* Required task
Scan the lines below for the string "Time" and copy every one that has it.
--------
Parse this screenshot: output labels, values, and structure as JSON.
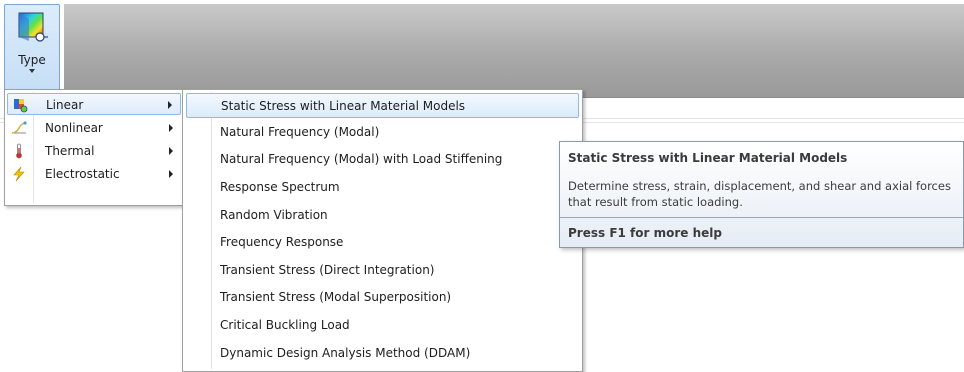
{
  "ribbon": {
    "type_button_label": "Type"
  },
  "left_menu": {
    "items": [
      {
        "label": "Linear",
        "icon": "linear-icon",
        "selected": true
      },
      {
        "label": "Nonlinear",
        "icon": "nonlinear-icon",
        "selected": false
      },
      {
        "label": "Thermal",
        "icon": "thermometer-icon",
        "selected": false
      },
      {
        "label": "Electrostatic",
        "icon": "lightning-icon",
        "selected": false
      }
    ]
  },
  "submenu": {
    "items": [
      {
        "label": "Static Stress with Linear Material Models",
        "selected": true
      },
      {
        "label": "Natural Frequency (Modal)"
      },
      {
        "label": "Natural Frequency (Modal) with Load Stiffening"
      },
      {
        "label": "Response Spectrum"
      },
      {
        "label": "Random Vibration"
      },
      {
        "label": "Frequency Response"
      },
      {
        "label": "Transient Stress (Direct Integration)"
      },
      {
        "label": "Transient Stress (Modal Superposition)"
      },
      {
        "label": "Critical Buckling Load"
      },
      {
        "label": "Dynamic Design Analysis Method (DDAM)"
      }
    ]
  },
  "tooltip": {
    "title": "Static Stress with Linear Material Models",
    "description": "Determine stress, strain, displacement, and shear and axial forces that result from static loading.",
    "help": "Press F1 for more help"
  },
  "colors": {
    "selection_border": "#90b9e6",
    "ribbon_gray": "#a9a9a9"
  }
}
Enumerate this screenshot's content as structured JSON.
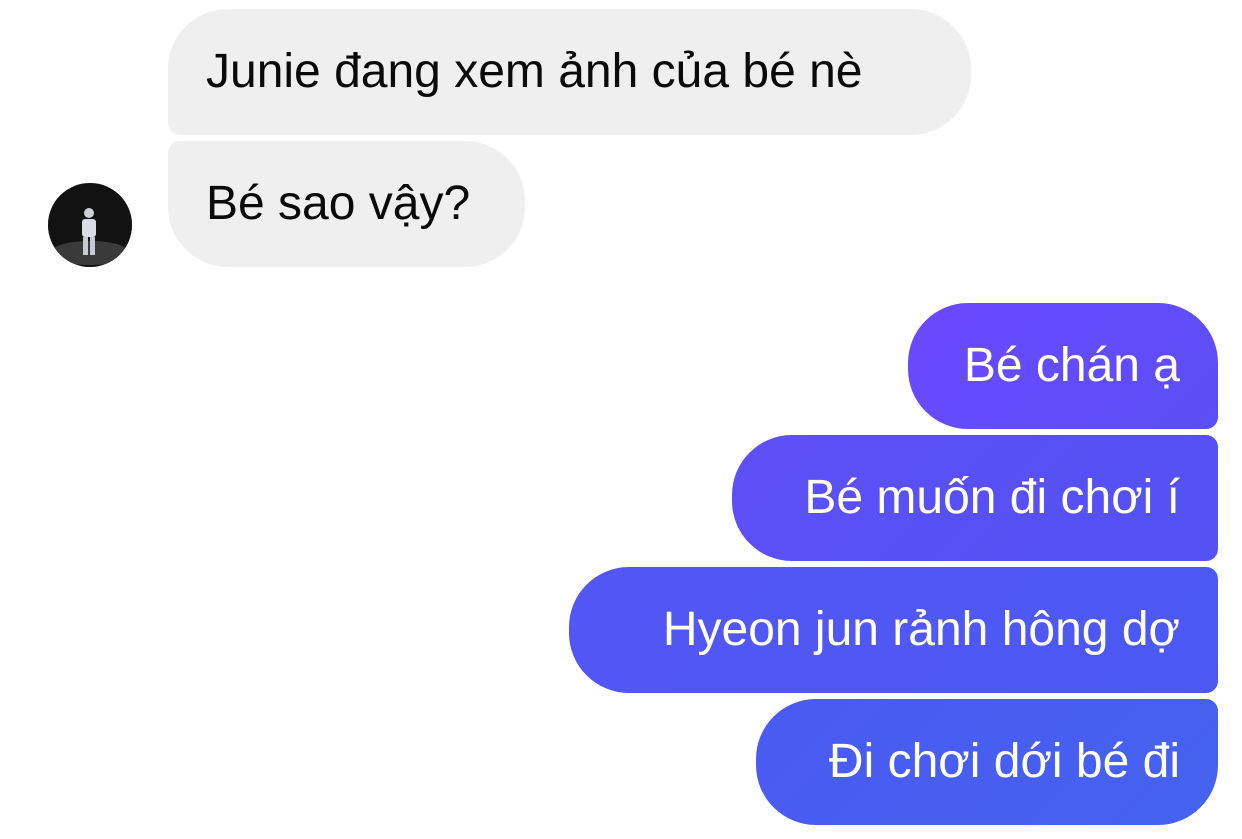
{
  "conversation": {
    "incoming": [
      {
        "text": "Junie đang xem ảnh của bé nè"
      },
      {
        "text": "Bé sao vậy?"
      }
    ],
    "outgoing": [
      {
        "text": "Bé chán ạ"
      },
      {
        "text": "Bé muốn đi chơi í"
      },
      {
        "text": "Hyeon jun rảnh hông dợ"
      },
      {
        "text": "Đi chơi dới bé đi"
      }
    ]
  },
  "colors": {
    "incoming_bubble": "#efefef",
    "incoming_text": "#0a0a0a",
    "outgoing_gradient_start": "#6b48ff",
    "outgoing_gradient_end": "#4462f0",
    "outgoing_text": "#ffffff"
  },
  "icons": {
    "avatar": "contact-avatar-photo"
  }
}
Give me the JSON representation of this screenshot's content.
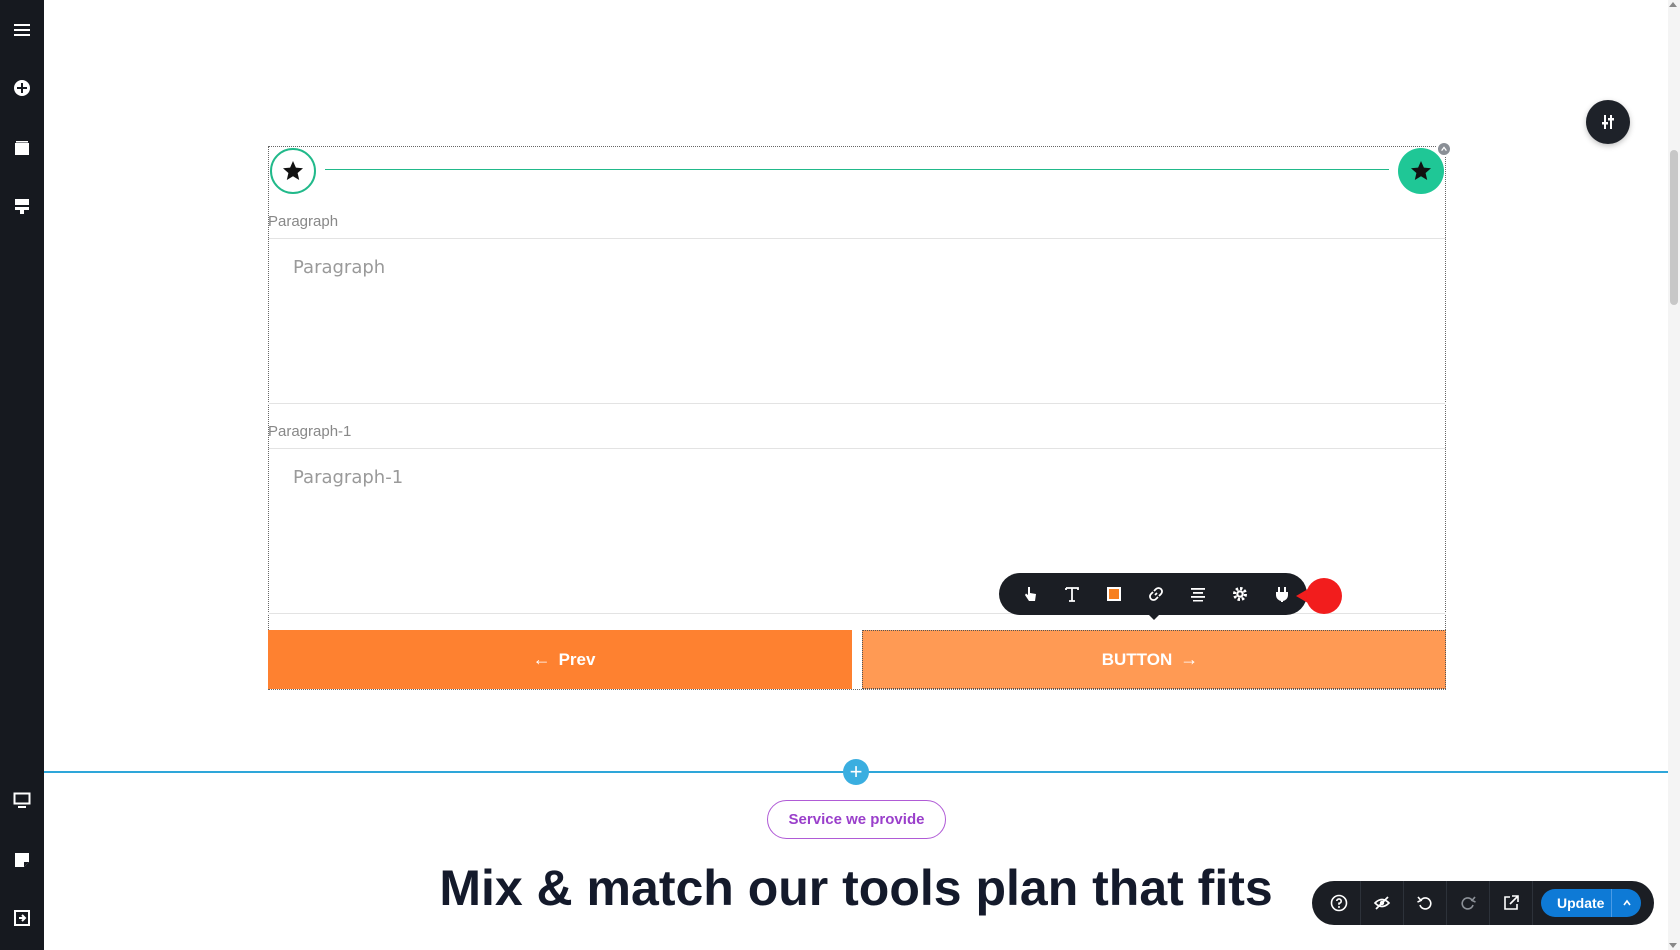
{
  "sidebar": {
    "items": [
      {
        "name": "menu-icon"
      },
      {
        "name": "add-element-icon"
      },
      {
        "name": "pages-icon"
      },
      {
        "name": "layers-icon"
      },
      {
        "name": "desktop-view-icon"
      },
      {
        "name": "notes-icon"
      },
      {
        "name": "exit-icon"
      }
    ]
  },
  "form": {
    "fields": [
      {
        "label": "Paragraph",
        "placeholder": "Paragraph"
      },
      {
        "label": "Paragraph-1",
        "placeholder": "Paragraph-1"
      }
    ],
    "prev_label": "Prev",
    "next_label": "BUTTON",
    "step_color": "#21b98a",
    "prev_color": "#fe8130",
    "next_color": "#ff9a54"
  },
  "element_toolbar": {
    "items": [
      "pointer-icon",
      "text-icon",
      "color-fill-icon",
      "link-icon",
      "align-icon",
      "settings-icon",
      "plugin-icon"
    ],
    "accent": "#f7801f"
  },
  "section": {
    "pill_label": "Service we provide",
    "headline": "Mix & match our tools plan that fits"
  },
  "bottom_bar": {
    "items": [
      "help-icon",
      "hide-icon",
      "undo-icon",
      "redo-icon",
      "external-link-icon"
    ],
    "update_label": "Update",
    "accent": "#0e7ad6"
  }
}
--------
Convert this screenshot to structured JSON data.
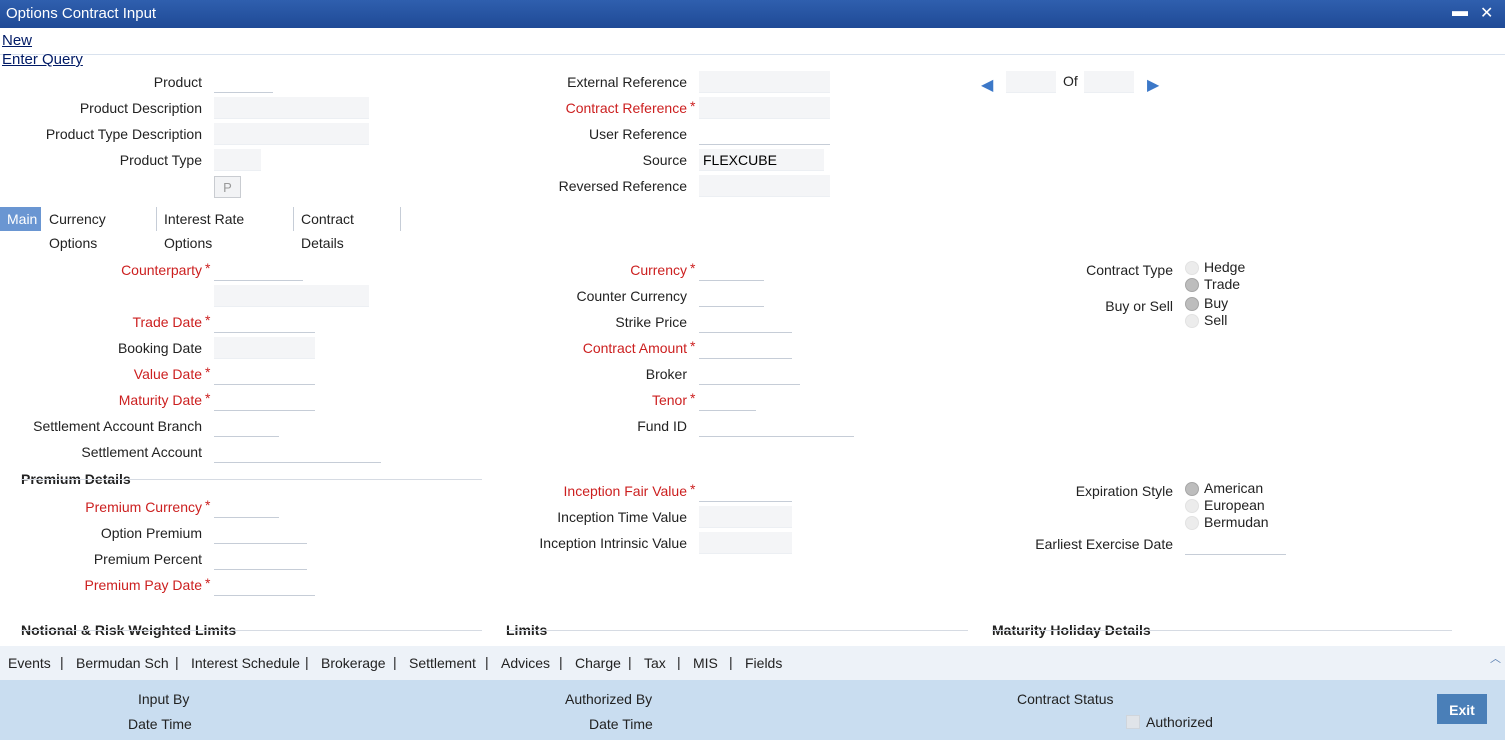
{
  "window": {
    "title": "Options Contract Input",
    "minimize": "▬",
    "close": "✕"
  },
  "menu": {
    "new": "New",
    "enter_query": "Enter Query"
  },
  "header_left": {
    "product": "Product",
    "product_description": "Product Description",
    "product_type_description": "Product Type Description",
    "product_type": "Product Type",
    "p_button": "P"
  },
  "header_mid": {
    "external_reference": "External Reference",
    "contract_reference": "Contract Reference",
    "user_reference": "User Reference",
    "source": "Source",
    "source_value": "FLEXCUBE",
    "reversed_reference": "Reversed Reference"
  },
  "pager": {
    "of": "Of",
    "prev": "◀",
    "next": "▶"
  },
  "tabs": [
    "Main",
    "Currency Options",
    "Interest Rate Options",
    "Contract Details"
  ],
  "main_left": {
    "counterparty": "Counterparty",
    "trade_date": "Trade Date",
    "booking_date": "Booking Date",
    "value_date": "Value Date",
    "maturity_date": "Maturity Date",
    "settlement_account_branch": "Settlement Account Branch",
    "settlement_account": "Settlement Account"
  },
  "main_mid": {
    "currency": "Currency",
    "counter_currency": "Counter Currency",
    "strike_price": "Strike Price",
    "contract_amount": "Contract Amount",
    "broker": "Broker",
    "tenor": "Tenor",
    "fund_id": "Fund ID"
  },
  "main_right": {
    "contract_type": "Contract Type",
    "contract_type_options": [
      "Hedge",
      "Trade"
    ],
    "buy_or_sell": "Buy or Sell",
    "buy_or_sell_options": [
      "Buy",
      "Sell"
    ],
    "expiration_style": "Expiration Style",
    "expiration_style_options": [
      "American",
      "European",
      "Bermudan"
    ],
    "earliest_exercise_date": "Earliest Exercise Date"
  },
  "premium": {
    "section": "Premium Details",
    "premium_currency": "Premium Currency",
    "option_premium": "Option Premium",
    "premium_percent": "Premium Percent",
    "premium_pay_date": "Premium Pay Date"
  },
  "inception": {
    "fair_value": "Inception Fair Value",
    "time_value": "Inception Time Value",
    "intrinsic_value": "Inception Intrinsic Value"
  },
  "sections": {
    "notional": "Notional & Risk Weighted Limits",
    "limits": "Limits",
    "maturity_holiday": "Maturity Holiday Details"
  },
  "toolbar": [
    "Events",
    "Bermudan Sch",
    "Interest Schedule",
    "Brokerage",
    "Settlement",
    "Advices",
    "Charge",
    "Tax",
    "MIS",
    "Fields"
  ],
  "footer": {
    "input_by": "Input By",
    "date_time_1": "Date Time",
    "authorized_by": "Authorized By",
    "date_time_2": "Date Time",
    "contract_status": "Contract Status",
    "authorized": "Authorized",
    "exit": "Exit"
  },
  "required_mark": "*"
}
--------
* Final answer
    "time_value": "Inception Time Value",
    "date_time_1": "Date Time",
    "date_time_2": "Date Time",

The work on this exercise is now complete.